+++ Data entries +++

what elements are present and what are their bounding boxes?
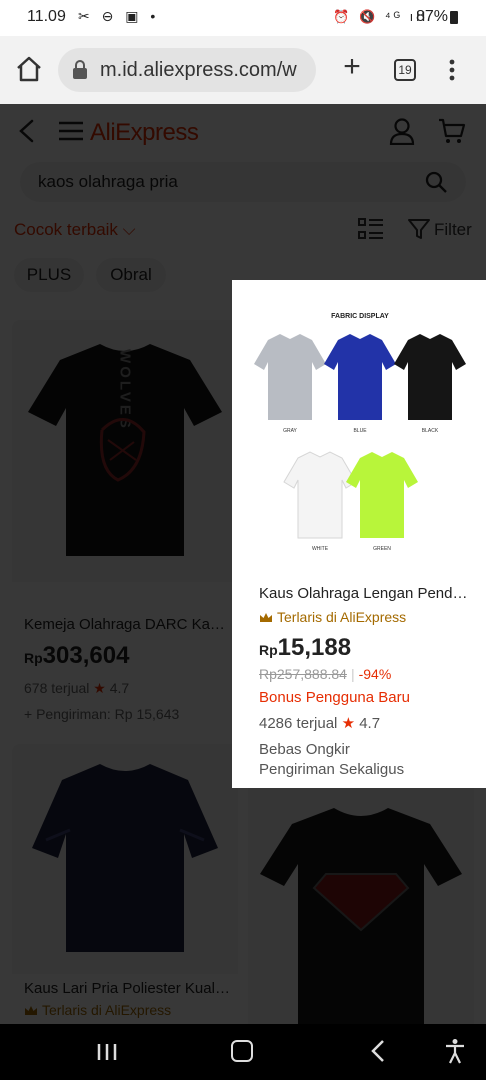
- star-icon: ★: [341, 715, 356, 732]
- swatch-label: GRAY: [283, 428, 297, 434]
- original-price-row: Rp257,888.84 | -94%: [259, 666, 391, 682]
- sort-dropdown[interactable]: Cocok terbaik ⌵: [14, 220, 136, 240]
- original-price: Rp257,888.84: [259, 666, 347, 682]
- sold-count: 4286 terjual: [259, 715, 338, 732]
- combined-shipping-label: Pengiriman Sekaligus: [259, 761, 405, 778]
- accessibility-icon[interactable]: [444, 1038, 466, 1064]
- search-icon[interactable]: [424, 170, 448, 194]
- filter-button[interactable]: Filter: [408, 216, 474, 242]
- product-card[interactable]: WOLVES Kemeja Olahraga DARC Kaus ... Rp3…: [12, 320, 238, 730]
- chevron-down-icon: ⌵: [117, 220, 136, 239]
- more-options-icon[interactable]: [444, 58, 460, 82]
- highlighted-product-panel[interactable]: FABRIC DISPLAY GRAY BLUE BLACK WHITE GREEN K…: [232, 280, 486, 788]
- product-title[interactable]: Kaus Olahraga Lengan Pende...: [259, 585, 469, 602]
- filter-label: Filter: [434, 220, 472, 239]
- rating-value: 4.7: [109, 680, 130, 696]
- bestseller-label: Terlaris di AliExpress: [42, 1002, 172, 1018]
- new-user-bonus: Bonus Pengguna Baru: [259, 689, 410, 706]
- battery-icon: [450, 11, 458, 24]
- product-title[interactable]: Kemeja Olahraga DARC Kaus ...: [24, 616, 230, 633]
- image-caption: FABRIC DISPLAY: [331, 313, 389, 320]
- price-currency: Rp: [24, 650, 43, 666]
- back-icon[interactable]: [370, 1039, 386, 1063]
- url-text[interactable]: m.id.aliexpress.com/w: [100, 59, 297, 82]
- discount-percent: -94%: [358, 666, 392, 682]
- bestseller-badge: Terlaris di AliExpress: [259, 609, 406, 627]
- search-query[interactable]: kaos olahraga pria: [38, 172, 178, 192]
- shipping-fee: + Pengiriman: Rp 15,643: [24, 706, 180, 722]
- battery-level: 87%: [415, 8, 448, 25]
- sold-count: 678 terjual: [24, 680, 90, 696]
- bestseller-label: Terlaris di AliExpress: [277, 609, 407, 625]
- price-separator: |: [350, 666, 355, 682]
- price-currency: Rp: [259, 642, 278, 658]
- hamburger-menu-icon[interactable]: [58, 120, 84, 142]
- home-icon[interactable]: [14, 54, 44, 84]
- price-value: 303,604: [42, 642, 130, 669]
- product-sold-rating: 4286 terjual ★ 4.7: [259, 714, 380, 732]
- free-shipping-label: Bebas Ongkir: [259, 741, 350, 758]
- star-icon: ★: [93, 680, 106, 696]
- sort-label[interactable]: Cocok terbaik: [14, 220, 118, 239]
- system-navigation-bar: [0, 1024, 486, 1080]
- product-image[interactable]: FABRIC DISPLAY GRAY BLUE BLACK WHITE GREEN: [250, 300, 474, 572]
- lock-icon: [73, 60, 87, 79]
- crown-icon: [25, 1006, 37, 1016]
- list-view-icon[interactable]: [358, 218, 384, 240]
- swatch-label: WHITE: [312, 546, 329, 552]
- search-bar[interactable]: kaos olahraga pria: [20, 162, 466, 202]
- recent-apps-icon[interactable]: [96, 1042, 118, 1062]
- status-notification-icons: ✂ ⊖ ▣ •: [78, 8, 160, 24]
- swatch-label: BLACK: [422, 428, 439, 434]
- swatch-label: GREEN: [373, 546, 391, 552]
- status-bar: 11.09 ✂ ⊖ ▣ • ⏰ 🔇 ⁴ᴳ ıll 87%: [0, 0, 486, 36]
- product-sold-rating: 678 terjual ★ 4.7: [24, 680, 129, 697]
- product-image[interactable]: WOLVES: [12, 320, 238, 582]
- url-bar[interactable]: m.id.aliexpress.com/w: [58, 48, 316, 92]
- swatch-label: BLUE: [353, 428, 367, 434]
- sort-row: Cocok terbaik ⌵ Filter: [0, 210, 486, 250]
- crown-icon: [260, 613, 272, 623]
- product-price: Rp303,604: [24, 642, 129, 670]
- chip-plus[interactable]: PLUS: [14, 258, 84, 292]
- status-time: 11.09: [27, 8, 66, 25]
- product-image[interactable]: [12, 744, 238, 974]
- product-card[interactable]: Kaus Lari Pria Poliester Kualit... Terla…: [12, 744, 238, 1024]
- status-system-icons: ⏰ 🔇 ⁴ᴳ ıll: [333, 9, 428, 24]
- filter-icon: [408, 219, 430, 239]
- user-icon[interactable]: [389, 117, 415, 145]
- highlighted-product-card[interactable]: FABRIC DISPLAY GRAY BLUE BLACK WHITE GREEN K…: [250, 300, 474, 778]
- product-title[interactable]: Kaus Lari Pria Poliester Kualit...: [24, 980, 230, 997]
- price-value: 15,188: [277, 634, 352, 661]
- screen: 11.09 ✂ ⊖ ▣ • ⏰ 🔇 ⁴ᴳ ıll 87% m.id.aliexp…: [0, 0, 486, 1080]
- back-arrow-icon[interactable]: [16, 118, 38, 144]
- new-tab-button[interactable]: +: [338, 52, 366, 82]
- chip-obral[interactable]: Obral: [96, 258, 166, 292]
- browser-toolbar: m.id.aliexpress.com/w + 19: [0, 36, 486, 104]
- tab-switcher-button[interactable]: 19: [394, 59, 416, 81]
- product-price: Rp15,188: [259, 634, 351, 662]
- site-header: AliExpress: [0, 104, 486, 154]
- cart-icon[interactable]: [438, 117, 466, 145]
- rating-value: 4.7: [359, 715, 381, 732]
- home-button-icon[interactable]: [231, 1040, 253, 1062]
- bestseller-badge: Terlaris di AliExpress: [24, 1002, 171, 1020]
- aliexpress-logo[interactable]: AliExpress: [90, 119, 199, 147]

+++

## What to work on:
List every line of the records above that contains the word "user", treating case as significant.

## Solution for this exercise:
- new-user-bonus: Bonus Pengguna Baru: [259, 689, 410, 706]
- user-icon[interactable]: [389, 117, 415, 145]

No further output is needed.